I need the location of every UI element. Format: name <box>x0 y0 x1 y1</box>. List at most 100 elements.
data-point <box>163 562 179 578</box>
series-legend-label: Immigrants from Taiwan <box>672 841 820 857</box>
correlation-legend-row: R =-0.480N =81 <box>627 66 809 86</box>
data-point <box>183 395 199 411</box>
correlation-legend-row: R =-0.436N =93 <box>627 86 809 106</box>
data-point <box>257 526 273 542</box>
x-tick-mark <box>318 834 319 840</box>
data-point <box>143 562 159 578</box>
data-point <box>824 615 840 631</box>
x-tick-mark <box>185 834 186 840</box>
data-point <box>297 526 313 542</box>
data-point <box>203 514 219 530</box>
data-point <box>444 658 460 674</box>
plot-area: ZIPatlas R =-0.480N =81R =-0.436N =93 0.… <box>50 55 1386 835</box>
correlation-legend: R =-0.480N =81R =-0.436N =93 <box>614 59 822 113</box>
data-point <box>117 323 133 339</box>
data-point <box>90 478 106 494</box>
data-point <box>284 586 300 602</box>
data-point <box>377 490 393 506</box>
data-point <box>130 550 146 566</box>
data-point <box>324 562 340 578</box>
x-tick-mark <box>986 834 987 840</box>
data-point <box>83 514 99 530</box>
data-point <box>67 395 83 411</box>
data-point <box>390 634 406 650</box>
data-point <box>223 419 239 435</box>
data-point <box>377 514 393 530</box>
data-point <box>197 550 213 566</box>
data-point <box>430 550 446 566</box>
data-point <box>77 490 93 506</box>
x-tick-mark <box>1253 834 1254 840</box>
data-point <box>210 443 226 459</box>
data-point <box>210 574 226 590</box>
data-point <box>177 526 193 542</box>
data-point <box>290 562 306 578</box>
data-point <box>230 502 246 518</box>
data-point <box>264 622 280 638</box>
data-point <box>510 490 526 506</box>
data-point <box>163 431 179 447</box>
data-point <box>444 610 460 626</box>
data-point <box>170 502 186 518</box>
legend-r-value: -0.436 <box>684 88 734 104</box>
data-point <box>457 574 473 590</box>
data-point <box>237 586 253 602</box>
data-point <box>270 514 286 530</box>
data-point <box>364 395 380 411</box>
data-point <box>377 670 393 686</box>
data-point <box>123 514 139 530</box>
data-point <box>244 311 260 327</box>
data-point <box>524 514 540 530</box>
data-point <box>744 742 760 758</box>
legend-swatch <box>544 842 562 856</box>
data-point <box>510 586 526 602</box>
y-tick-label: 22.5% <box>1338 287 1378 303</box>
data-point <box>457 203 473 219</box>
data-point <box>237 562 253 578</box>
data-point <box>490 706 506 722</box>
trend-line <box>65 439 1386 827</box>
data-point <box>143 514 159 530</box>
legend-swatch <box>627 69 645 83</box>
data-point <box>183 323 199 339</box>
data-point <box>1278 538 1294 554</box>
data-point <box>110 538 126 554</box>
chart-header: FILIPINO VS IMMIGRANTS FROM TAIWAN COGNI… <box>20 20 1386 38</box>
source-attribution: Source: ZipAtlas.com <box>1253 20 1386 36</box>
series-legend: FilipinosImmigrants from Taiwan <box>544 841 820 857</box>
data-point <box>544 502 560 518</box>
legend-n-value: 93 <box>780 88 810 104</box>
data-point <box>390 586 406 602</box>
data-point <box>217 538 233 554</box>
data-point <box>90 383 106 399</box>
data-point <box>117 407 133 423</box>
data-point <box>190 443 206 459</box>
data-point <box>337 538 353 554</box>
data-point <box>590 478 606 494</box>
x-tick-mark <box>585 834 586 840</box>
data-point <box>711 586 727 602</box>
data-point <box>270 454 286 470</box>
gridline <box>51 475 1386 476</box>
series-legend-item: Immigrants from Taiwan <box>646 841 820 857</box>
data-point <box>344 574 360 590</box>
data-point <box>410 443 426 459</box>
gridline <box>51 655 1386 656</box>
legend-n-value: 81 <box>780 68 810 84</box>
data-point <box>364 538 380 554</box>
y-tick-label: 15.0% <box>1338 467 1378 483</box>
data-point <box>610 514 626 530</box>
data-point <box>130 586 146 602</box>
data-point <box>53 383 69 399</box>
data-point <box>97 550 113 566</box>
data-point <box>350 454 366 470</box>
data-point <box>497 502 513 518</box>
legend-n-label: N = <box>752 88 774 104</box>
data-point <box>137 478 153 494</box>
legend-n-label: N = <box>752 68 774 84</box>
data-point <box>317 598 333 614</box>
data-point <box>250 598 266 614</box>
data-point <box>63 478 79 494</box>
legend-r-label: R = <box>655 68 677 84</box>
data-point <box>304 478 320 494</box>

◆ Set exercise: Reproduce every one of the records above line for line, without changing anything.

◆ Solution to the problem:
I need the location of every UI element. Format: name <box>x0 y0 x1 y1</box>. List at most 100 elements.
data-point <box>163 562 179 578</box>
series-legend-label: Immigrants from Taiwan <box>672 841 820 857</box>
correlation-legend-row: R =-0.480N =81 <box>627 66 809 86</box>
data-point <box>183 395 199 411</box>
correlation-legend-row: R =-0.436N =93 <box>627 86 809 106</box>
data-point <box>257 526 273 542</box>
x-tick-mark <box>318 834 319 840</box>
data-point <box>143 562 159 578</box>
data-point <box>824 615 840 631</box>
x-tick-mark <box>185 834 186 840</box>
data-point <box>297 526 313 542</box>
data-point <box>203 514 219 530</box>
data-point <box>444 658 460 674</box>
plot-area: ZIPatlas R =-0.480N =81R =-0.436N =93 0.… <box>50 55 1386 835</box>
correlation-legend: R =-0.480N =81R =-0.436N =93 <box>614 59 822 113</box>
data-point <box>117 323 133 339</box>
data-point <box>90 478 106 494</box>
data-point <box>284 586 300 602</box>
data-point <box>377 490 393 506</box>
data-point <box>130 550 146 566</box>
data-point <box>324 562 340 578</box>
x-tick-mark <box>986 834 987 840</box>
data-point <box>83 514 99 530</box>
data-point <box>67 395 83 411</box>
data-point <box>390 634 406 650</box>
data-point <box>223 419 239 435</box>
data-point <box>377 514 393 530</box>
data-point <box>197 550 213 566</box>
data-point <box>430 550 446 566</box>
data-point <box>77 490 93 506</box>
x-tick-mark <box>1253 834 1254 840</box>
data-point <box>210 443 226 459</box>
data-point <box>210 574 226 590</box>
data-point <box>177 526 193 542</box>
data-point <box>290 562 306 578</box>
data-point <box>230 502 246 518</box>
data-point <box>264 622 280 638</box>
data-point <box>510 490 526 506</box>
data-point <box>163 431 179 447</box>
data-point <box>444 610 460 626</box>
data-point <box>170 502 186 518</box>
legend-r-value: -0.436 <box>684 88 734 104</box>
data-point <box>457 574 473 590</box>
data-point <box>237 586 253 602</box>
data-point <box>270 514 286 530</box>
data-point <box>364 395 380 411</box>
data-point <box>377 670 393 686</box>
data-point <box>123 514 139 530</box>
data-point <box>244 311 260 327</box>
data-point <box>524 514 540 530</box>
data-point <box>744 742 760 758</box>
legend-swatch <box>544 842 562 856</box>
data-point <box>510 586 526 602</box>
y-tick-label: 22.5% <box>1338 287 1378 303</box>
data-point <box>457 203 473 219</box>
data-point <box>237 562 253 578</box>
data-point <box>490 706 506 722</box>
trend-line <box>65 439 1386 827</box>
data-point <box>143 514 159 530</box>
legend-swatch <box>627 69 645 83</box>
data-point <box>183 323 199 339</box>
data-point <box>1278 538 1294 554</box>
data-point <box>110 538 126 554</box>
chart-header: FILIPINO VS IMMIGRANTS FROM TAIWAN COGNI… <box>20 20 1386 38</box>
source-attribution: Source: ZipAtlas.com <box>1253 20 1386 36</box>
series-legend: FilipinosImmigrants from Taiwan <box>544 841 820 857</box>
data-point <box>544 502 560 518</box>
legend-n-value: 93 <box>780 88 810 104</box>
data-point <box>390 586 406 602</box>
data-point <box>217 538 233 554</box>
data-point <box>90 383 106 399</box>
data-point <box>117 407 133 423</box>
data-point <box>190 443 206 459</box>
data-point <box>337 538 353 554</box>
data-point <box>590 478 606 494</box>
x-tick-mark <box>585 834 586 840</box>
data-point <box>711 586 727 602</box>
data-point <box>270 454 286 470</box>
gridline <box>51 475 1386 476</box>
series-legend-item: Immigrants from Taiwan <box>646 841 820 857</box>
data-point <box>344 574 360 590</box>
data-point <box>410 443 426 459</box>
gridline <box>51 655 1386 656</box>
legend-n-value: 81 <box>780 68 810 84</box>
data-point <box>364 538 380 554</box>
y-tick-label: 15.0% <box>1338 467 1378 483</box>
data-point <box>610 514 626 530</box>
data-point <box>130 586 146 602</box>
data-point <box>53 383 69 399</box>
data-point <box>97 550 113 566</box>
data-point <box>350 454 366 470</box>
data-point <box>497 502 513 518</box>
legend-n-label: N = <box>752 88 774 104</box>
data-point <box>137 478 153 494</box>
legend-n-label: N = <box>752 68 774 84</box>
data-point <box>317 598 333 614</box>
data-point <box>250 598 266 614</box>
data-point <box>63 478 79 494</box>
legend-r-label: R = <box>655 68 677 84</box>
data-point <box>304 478 320 494</box>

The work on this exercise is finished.